WORK TO DO: Return every record below exactly as written, but leave out the pictures.

— START OF TASK INPUTS —

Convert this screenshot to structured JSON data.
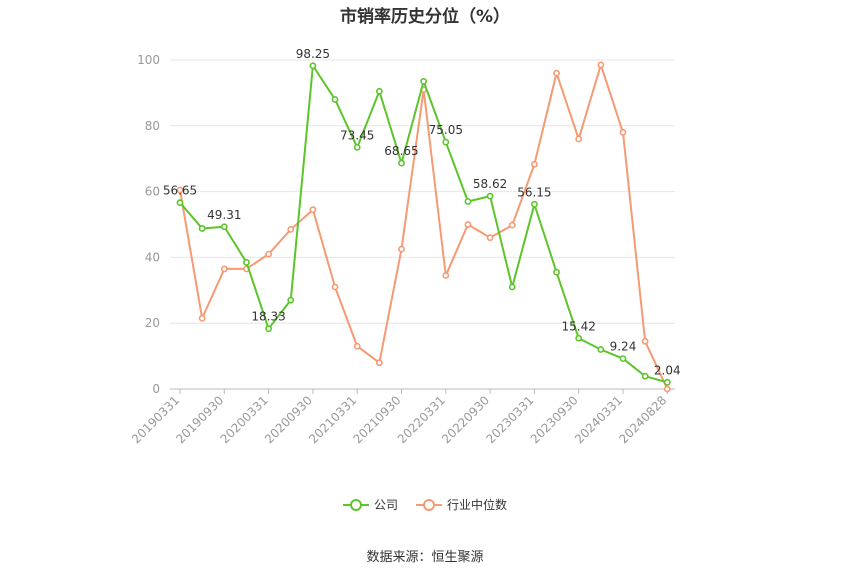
{
  "chart_data": {
    "type": "line",
    "title": "市销率历史分位（%）",
    "source": "数据来源：恒生聚源",
    "x_tick_labels": [
      "20190331",
      "20190930",
      "20200331",
      "20200930",
      "20210331",
      "20210930",
      "20220331",
      "20220930",
      "20230331",
      "20230930",
      "20240331",
      "20240828"
    ],
    "x": [
      "20190331",
      "20190630",
      "20190930",
      "20191231",
      "20200331",
      "20200630",
      "20200930",
      "20201231",
      "20210331",
      "20210630",
      "20210930",
      "20211231",
      "20220331",
      "20220630",
      "20220930",
      "20221231",
      "20230331",
      "20230630",
      "20230930",
      "20231231",
      "20240331",
      "20240630",
      "20240828"
    ],
    "ylim": [
      0,
      100
    ],
    "yticks": [
      0,
      20,
      40,
      60,
      80,
      100
    ],
    "grid": true,
    "legend_position": "bottom",
    "series": [
      {
        "name": "公司",
        "color": "#5cc52a",
        "values": [
          56.65,
          48.8,
          49.31,
          38.5,
          18.33,
          27,
          98.25,
          88,
          73.45,
          90.5,
          68.65,
          93.5,
          75.05,
          57,
          58.62,
          31,
          56.15,
          35.5,
          15.42,
          12,
          9.24,
          3.9,
          2.04
        ],
        "labeled": {
          "0": "56.65",
          "2": "49.31",
          "4": "18.33",
          "6": "98.25",
          "8": "73.45",
          "10": "68.65",
          "12": "75.05",
          "14": "58.62",
          "16": "56.15",
          "18": "15.42",
          "20": "9.24",
          "22": "2.04"
        }
      },
      {
        "name": "行业中位数",
        "color": "#f59a73",
        "values": [
          60.5,
          21.5,
          36.5,
          36.5,
          41,
          48.5,
          54.5,
          31,
          13,
          8,
          42.5,
          91,
          34.5,
          50,
          46,
          49.8,
          68.3,
          96,
          76,
          98.5,
          78,
          14.5,
          0
        ]
      }
    ]
  }
}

— END OF TASK INPUTS —

RESPONSE:
Convert this screenshot to structured JSON data.
{
  "chart_data": {
    "type": "line",
    "title": "市销率历史分位（%）",
    "source": "数据来源：恒生聚源",
    "x_tick_labels": [
      "20190331",
      "20190930",
      "20200331",
      "20200930",
      "20210331",
      "20210930",
      "20220331",
      "20220930",
      "20230331",
      "20230930",
      "20240331",
      "20240828"
    ],
    "x": [
      "20190331",
      "20190630",
      "20190930",
      "20191231",
      "20200331",
      "20200630",
      "20200930",
      "20201231",
      "20210331",
      "20210630",
      "20210930",
      "20211231",
      "20220331",
      "20220630",
      "20220930",
      "20221231",
      "20230331",
      "20230630",
      "20230930",
      "20231231",
      "20240331",
      "20240630",
      "20240828"
    ],
    "ylim": [
      0,
      100
    ],
    "yticks": [
      0,
      20,
      40,
      60,
      80,
      100
    ],
    "grid": true,
    "legend_position": "bottom",
    "series": [
      {
        "name": "公司",
        "color": "#5cc52a",
        "values": [
          56.65,
          48.8,
          49.31,
          38.5,
          18.33,
          27,
          98.25,
          88,
          73.45,
          90.5,
          68.65,
          93.5,
          75.05,
          57,
          58.62,
          31,
          56.15,
          35.5,
          15.42,
          12,
          9.24,
          3.9,
          2.04
        ],
        "labeled": {
          "0": "56.65",
          "2": "49.31",
          "4": "18.33",
          "6": "98.25",
          "8": "73.45",
          "10": "68.65",
          "12": "75.05",
          "14": "58.62",
          "16": "56.15",
          "18": "15.42",
          "20": "9.24",
          "22": "2.04"
        }
      },
      {
        "name": "行业中位数",
        "color": "#f59a73",
        "values": [
          60.5,
          21.5,
          36.5,
          36.5,
          41,
          48.5,
          54.5,
          31,
          13,
          8,
          42.5,
          91,
          34.5,
          50,
          46,
          49.8,
          68.3,
          96,
          76,
          98.5,
          78,
          14.5,
          0
        ]
      }
    ]
  }
}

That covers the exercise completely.